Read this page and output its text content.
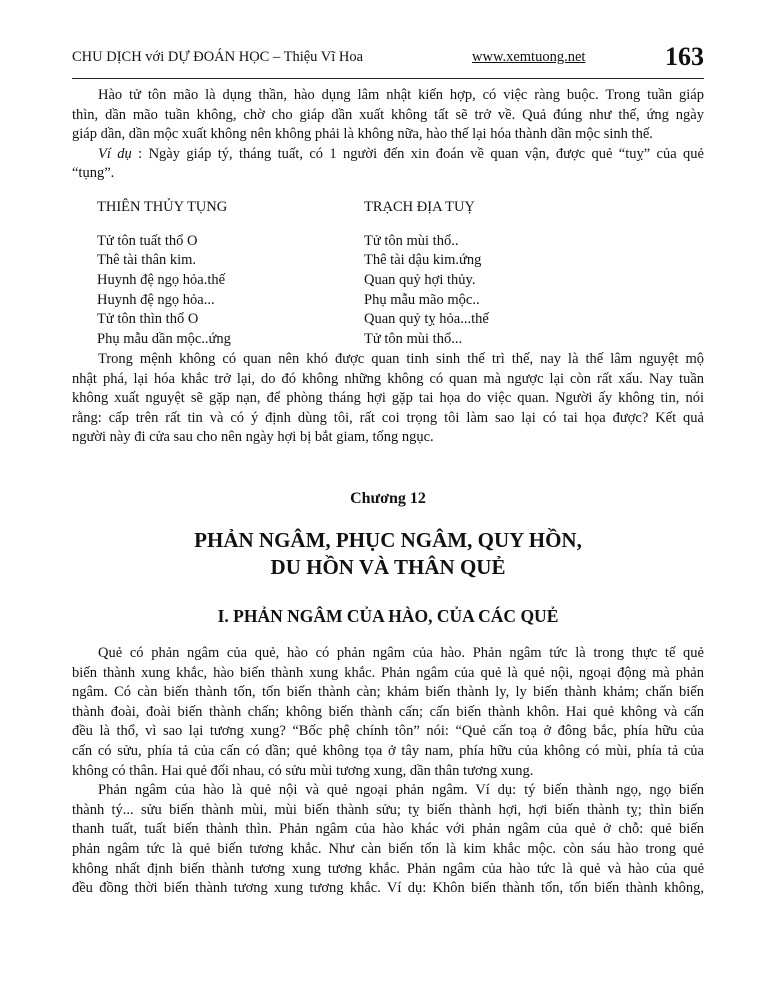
CHU DỊCH với DỰ ĐOÁN HỌC – Thiệu Vĩ Hoa	www.xemtuong.net	163
Hào tử tôn mão là dụng thần, hào dụng lâm nhật kiến hợp, có việc ràng buộc. Trong tuần giáp
thìn, dần mão tuần không, chờ cho giáp dần xuất không tất sẽ trở về. Quả đúng như thế, ứng ngày
giáp dần, dần mộc xuất không nên không phải là không nữa, hào thế lại hóa thành dần mộc sinh thế.
Ví dụ : Ngày giáp tý, tháng tuất, có 1 người đến xin đoán về quan vận, được quẻ “tuỵ” của quẻ
“tụng”.
THIÊN THỦY TỤNG	TRẠCH ĐỊA TUỴ
Tử tôn tuất thổ O	Tử tôn mùi thổ..
Thê tài thân kim.	Thê tài dậu kim.ứng
Huynh đệ ngọ hỏa.thế	Quan quỷ hợi thủy.
Huynh đệ ngọ hỏa...	Phụ mẫu mão mộc..
Tử tôn thìn thổ O	Quan quỷ tỵ hỏa...thế
Phụ mẫu dần mộc..ứng	Tử tôn mùi thổ...
Trong mệnh không có quan nên khó được quan tinh sinh thế trì thế, nay là thế lâm nguyệt mộ
nhật phá, lại hóa khắc trở lại, do đó không những không có quan mà ngược lại còn rất xấu. Nay tuần
không xuất nguyệt sẽ gặp nạn, để phòng tháng hợi gặp tai họa do việc quan. Người ấy không tin, nói
rằng: cấp trên rất tin và có ý định dùng tôi, rất coi trọng tôi làm sao lại có tai họa được? Kết quả
người này đi cửa sau cho nên ngày hợi bị bắt giam, tống ngục.
Chương 12
PHẢN NGÂM, PHỤC NGÂM, QUY HỒN,
DU HỒN VÀ THÂN QUẺ
I. PHẢN NGÂM CỦA HÀO, CỦA CÁC QUẺ
Quẻ có phản ngâm của quẻ, hào có phản ngâm của hào. Phản ngâm tức là trong thực tế quẻ
biến thành xung khắc, hào biến thành xung khắc. Phản ngâm của quẻ là quẻ nội, ngoại động mà phản
ngâm. Có càn biến thành tốn, tốn biến thành càn; khảm biến thành ly, ly biến thành khảm; chấn biến
thành đoài, đoài biến thành chấn; không biến thành cấn; cấn biến thành khôn. Hai quẻ không và cấn
đều là thổ, vì sao lại tương xung? “Bốc phệ chính tôn” nói: “Quẻ cấn toạ ở đông bắc, phía hữu của
cấn có sửu, phía tả của cấn có dần; quẻ không tọa ở tây nam, phía hữu của không có mùi, phía tả của
không có thân. Hai quẻ đối nhau, có sửu mùi tương xung, dần thân tương xung.
Phản ngâm của hào là quẻ nội và quẻ ngoại phản ngâm. Ví dụ: tý biến thành ngọ, ngọ biến
thành tý... sửu biến thành mùi, mùi biến thành sửu; tỵ biến thành hợi, hợi biến thành tỵ; thìn biến
thanh tuất, tuất biến thành thìn. Phản ngâm của hào khác với phản ngâm của quẻ ở chỗ: quẻ biến
phản ngâm tức là quẻ biến tương khắc. Như càn biến tốn là kim khắc mộc. còn sáu hào trong quẻ
không nhất định biến thành tương xung tương khắc. Phản ngâm của hào tức là quẻ và hào của quẻ
đều đồng thời biến thành tương xung tương khắc. Ví dụ: Khôn biến thành tốn, tốn biến thành không,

=====

WHAT TO WORK ON ->
Say how many lines of the data include the word "tương". Nothing other than the number should be given.

SOLUTION FOR THIS EXERCISE ->
5